Start of Input rows

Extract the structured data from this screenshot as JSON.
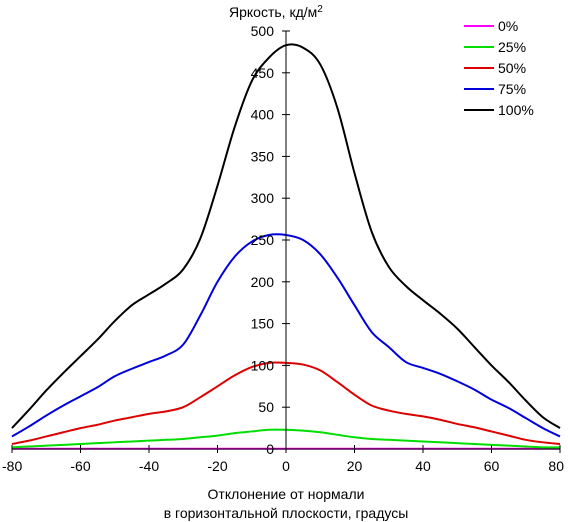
{
  "chart_data": {
    "type": "line",
    "ylabel": "Яркость, кд/м",
    "ylabel_superscript": "2",
    "xlabel_line1": "Отклонение от нормали",
    "xlabel_line2": "в горизонтальной плоскости, градусы",
    "xlim": [
      -80,
      80
    ],
    "ylim": [
      0,
      500
    ],
    "xticks": [
      -80,
      -60,
      -40,
      -20,
      0,
      20,
      40,
      60,
      80
    ],
    "yticks": [
      0,
      50,
      100,
      150,
      200,
      250,
      300,
      350,
      400,
      450,
      500
    ],
    "grid": false,
    "legend_position": "top-right",
    "x": [
      -80,
      -75,
      -70,
      -65,
      -60,
      -55,
      -50,
      -45,
      -40,
      -35,
      -30,
      -25,
      -20,
      -15,
      -10,
      -5,
      0,
      5,
      10,
      15,
      20,
      25,
      30,
      35,
      40,
      45,
      50,
      55,
      60,
      65,
      70,
      75,
      80
    ],
    "series": [
      {
        "name": "0%",
        "color": "#ff00ff",
        "values": [
          0.3,
          0.3,
          0.3,
          0.3,
          0.3,
          0.3,
          0.3,
          0.3,
          0.3,
          0.3,
          0.3,
          0.3,
          0.3,
          0.3,
          0.3,
          0.3,
          0.3,
          0.3,
          0.3,
          0.3,
          0.3,
          0.3,
          0.3,
          0.3,
          0.3,
          0.3,
          0.3,
          0.3,
          0.3,
          0.3,
          0.3,
          0.3,
          0.3
        ]
      },
      {
        "name": "25%",
        "color": "#00dd00",
        "values": [
          2,
          3,
          4,
          5,
          6,
          7,
          8,
          9,
          10,
          11,
          12,
          14,
          16,
          19,
          21,
          23,
          23,
          22,
          20,
          17,
          14,
          12,
          11,
          10,
          9,
          8,
          7,
          6,
          5,
          4,
          3,
          2,
          2
        ]
      },
      {
        "name": "50%",
        "color": "#dd0000",
        "values": [
          6,
          10,
          15,
          20,
          25,
          29,
          34,
          38,
          42,
          45,
          50,
          62,
          75,
          88,
          98,
          103,
          103,
          101,
          94,
          80,
          65,
          52,
          46,
          42,
          39,
          35,
          30,
          26,
          21,
          16,
          11,
          8,
          6
        ]
      },
      {
        "name": "75%",
        "color": "#0000dd",
        "values": [
          15,
          27,
          40,
          52,
          63,
          74,
          87,
          96,
          104,
          112,
          125,
          160,
          200,
          230,
          248,
          256,
          256,
          250,
          233,
          205,
          172,
          140,
          122,
          104,
          97,
          90,
          81,
          71,
          59,
          49,
          37,
          25,
          15
        ]
      },
      {
        "name": "100%",
        "color": "#000000",
        "values": [
          25,
          47,
          70,
          91,
          111,
          131,
          153,
          172,
          185,
          198,
          215,
          252,
          315,
          385,
          440,
          468,
          483,
          480,
          460,
          408,
          330,
          260,
          218,
          195,
          178,
          162,
          144,
          122,
          100,
          80,
          58,
          38,
          25
        ]
      }
    ]
  }
}
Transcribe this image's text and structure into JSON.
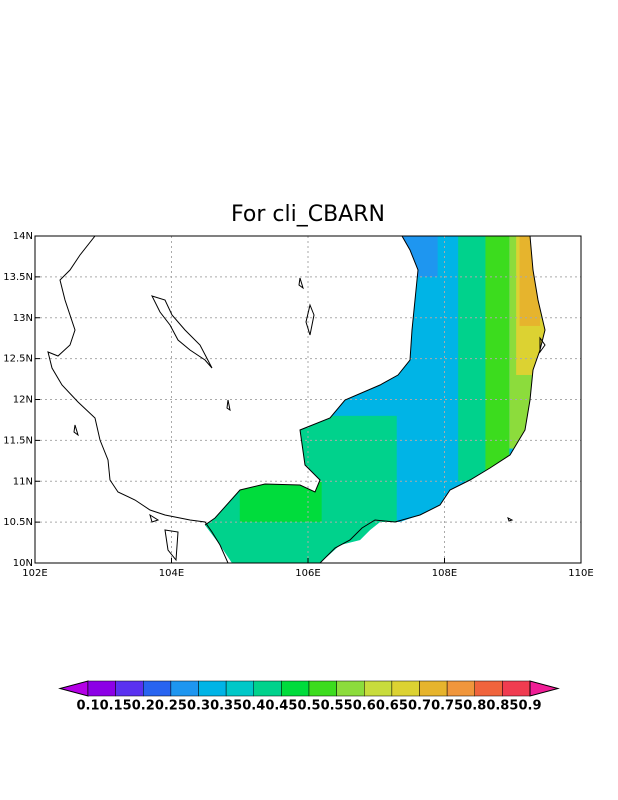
{
  "chart_data": {
    "type": "map",
    "title": "For cli_CBARN",
    "xlim": [
      102,
      110
    ],
    "ylim": [
      10,
      14
    ],
    "xticks": [
      {
        "value": 102,
        "label": "102E"
      },
      {
        "value": 104,
        "label": "104E"
      },
      {
        "value": 106,
        "label": "106E"
      },
      {
        "value": 108,
        "label": "108E"
      },
      {
        "value": 110,
        "label": "110E"
      }
    ],
    "yticks": [
      {
        "value": 10,
        "label": "10N"
      },
      {
        "value": 10.5,
        "label": "10.5N"
      },
      {
        "value": 11,
        "label": "11N"
      },
      {
        "value": 11.5,
        "label": "11.5N"
      },
      {
        "value": 12,
        "label": "12N"
      },
      {
        "value": 12.5,
        "label": "12.5N"
      },
      {
        "value": 13,
        "label": "13N"
      },
      {
        "value": 13.5,
        "label": "13.5N"
      },
      {
        "value": 14,
        "label": "14N"
      }
    ],
    "grid": true,
    "levels": [
      0.1,
      0.15,
      0.2,
      0.25,
      0.3,
      0.35,
      0.4,
      0.45,
      0.5,
      0.55,
      0.6,
      0.65,
      0.7,
      0.75,
      0.8,
      0.85,
      0.9
    ],
    "colors": [
      "#b400e6",
      "#8c00e6",
      "#5a32f0",
      "#2864f0",
      "#1e96f0",
      "#00b4e6",
      "#00c8c8",
      "#00d28c",
      "#00dc3c",
      "#3cdc1e",
      "#8cdc3c",
      "#c8dc3c",
      "#dcd232",
      "#e6b42d",
      "#f0963c",
      "#f0643c",
      "#f03c50",
      "#f01e96"
    ],
    "field": [
      {
        "lon": [
          104.4,
          109.7
        ],
        "lat": [
          10,
          14
        ],
        "value": 0.33
      },
      {
        "lon": [
          104.4,
          107.3
        ],
        "lat": [
          10,
          11.8
        ],
        "value": 0.42
      },
      {
        "lon": [
          105.0,
          106.2
        ],
        "lat": [
          10.5,
          11.0
        ],
        "value": 0.47
      },
      {
        "lon": [
          107.3,
          107.9
        ],
        "lat": [
          13.5,
          14
        ],
        "value": 0.27
      },
      {
        "lon": [
          108.2,
          108.7
        ],
        "lat": [
          11.0,
          14
        ],
        "value": 0.42
      },
      {
        "lon": [
          108.6,
          108.95
        ],
        "lat": [
          11.0,
          14
        ],
        "value": 0.5
      },
      {
        "lon": [
          108.95,
          109.7
        ],
        "lat": [
          11.4,
          14
        ],
        "value": 0.58
      },
      {
        "lon": [
          109.05,
          109.7
        ],
        "lat": [
          12.3,
          14
        ],
        "value": 0.65
      },
      {
        "lon": [
          109.1,
          109.4
        ],
        "lat": [
          12.9,
          14
        ],
        "value": 0.7
      }
    ]
  }
}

End of Input rows

▶ [Brief] Which lines in the data above contain "JSON"? Show each one.

▶ [Problem solution]
Extract the structured data from this screenshot as JSON.
Transcribe this image's text and structure into JSON.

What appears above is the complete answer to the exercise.